Entries with figure data:
==========
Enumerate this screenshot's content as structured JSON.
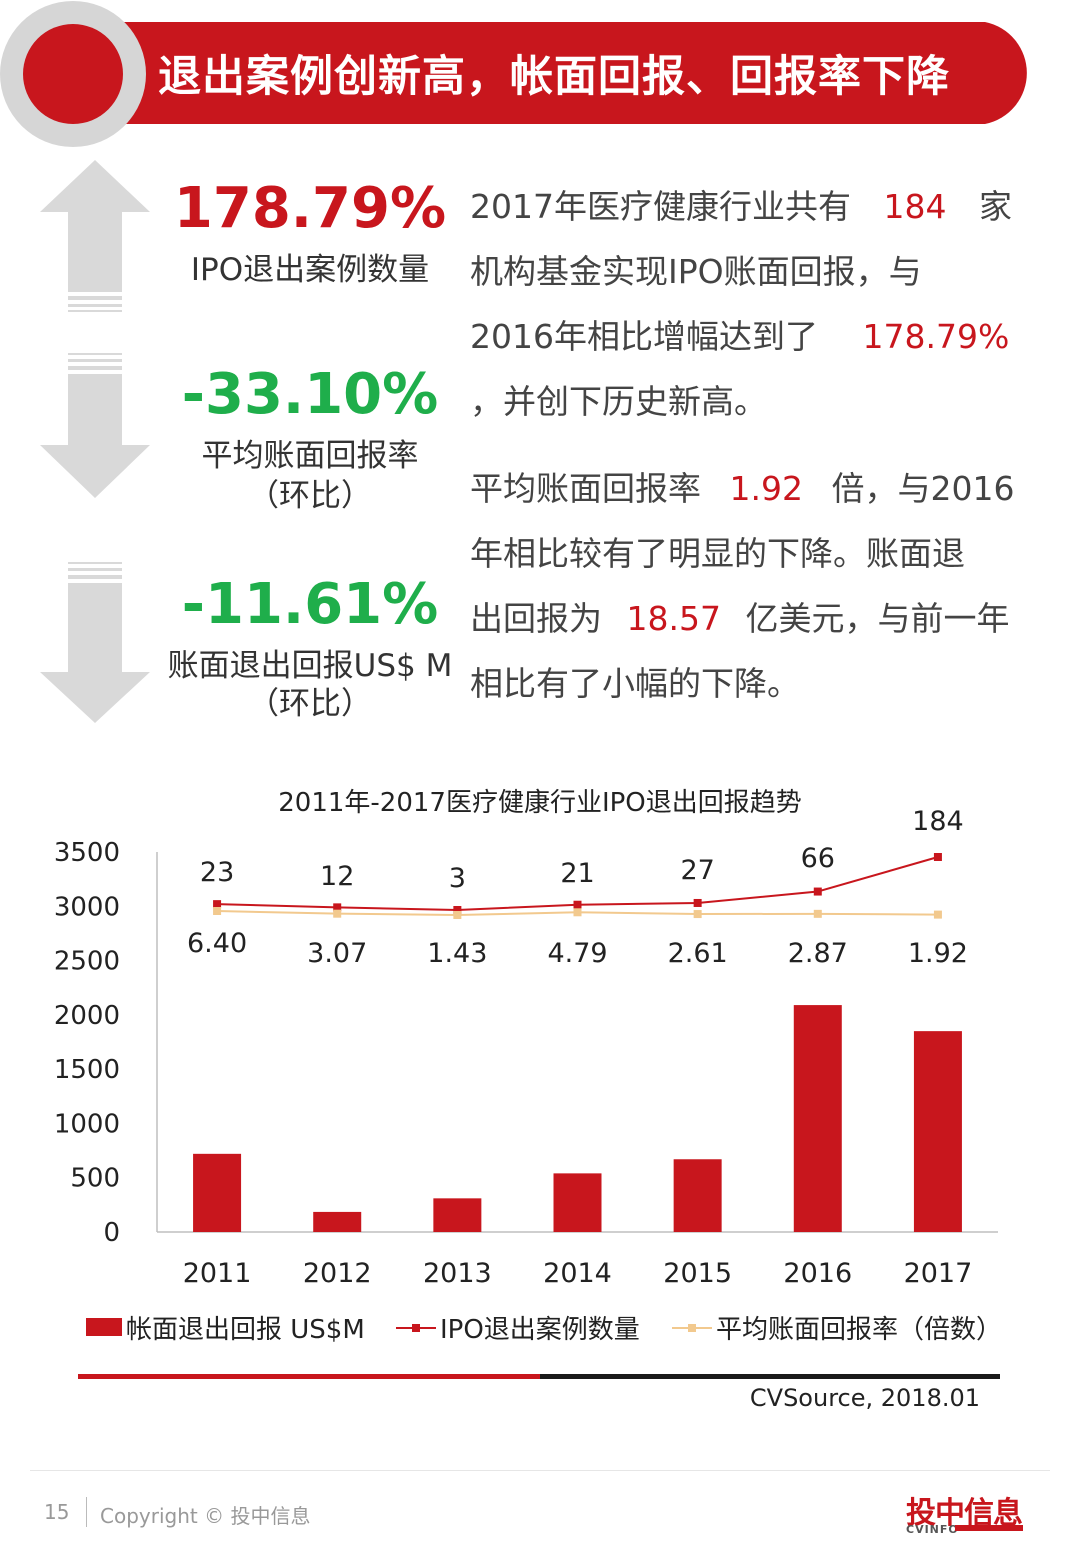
{
  "header": {
    "title": "退出案例创新高，帐面回报、回报率下降"
  },
  "stats": [
    {
      "value": "178.79%",
      "label": "IPO退出案例数量",
      "sublabel": "",
      "color": "#c8161d",
      "direction": "up"
    },
    {
      "value": "-33.10%",
      "label": "平均账面回报率",
      "sublabel": "（环比）",
      "color": "#1fae4b",
      "direction": "down"
    },
    {
      "value": "-11.61%",
      "label": "账面退出回报US$ M",
      "sublabel": "（环比）",
      "color": "#1fae4b",
      "direction": "down"
    }
  ],
  "paragraph1": {
    "l1a": "2017年医疗健康行业共有",
    "l1b": "184",
    "l1c": "家",
    "l2": "机构基金实现IPO账面回报，与",
    "l3a": "2016年相比增幅达到了",
    "l3b": "178.79%",
    "l4": "，并创下历史新高。"
  },
  "paragraph2": {
    "l1a": "平均账面回报率",
    "l1b": "1.92",
    "l1c": "倍，与2016",
    "l2": "年相比较有了明显的下降。账面退",
    "l3a": "出回报为",
    "l3b": "18.57",
    "l3c": "亿美元，与前一年",
    "l4": "相比有了小幅的下降。"
  },
  "chart_data": {
    "type": "bar",
    "title": "2011年-2017医疗健康行业IPO退出回报趋势",
    "categories": [
      "2011",
      "2012",
      "2013",
      "2014",
      "2015",
      "2016",
      "2017"
    ],
    "series": [
      {
        "name": "帐面退出回报 US$M",
        "type": "bar",
        "color": "#c8161d",
        "values": [
          720,
          185,
          310,
          540,
          670,
          2090,
          1850
        ]
      },
      {
        "name": "IPO退出案例数量",
        "type": "line",
        "color": "#c8161d",
        "values": [
          23,
          12,
          3,
          21,
          27,
          66,
          184
        ],
        "labels": [
          "23",
          "12",
          "3",
          "21",
          "27",
          "66",
          "184"
        ]
      },
      {
        "name": "平均账面回报率（倍数）",
        "type": "line",
        "color": "#f2c98e",
        "values": [
          6.4,
          3.07,
          1.43,
          4.79,
          2.61,
          2.87,
          1.92
        ],
        "labels": [
          "6.40",
          "3.07",
          "1.43",
          "4.79",
          "2.61",
          "2.87",
          "1.92"
        ]
      }
    ],
    "yticks": [
      "0",
      "500",
      "1000",
      "1500",
      "2000",
      "2500",
      "3000",
      "3500"
    ],
    "ylim": [
      0,
      3500
    ],
    "legend_position": "bottom",
    "grid": false
  },
  "source": "CVSource, 2018.01",
  "footer": {
    "page": "15",
    "copyright": "Copyright © 投中信息",
    "logo": "投中信息",
    "logo_sub": "CVINFO"
  },
  "colors": {
    "brand_red": "#c8161d",
    "green": "#1fae4b",
    "gray_arrow": "#d9d9d9"
  }
}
==========
**WORK TO COMPLETE**: Give the number of lines in the entries above that include the string "type". No other output is expected.

**OUTPUT FOR THIS EXERCISE**: 4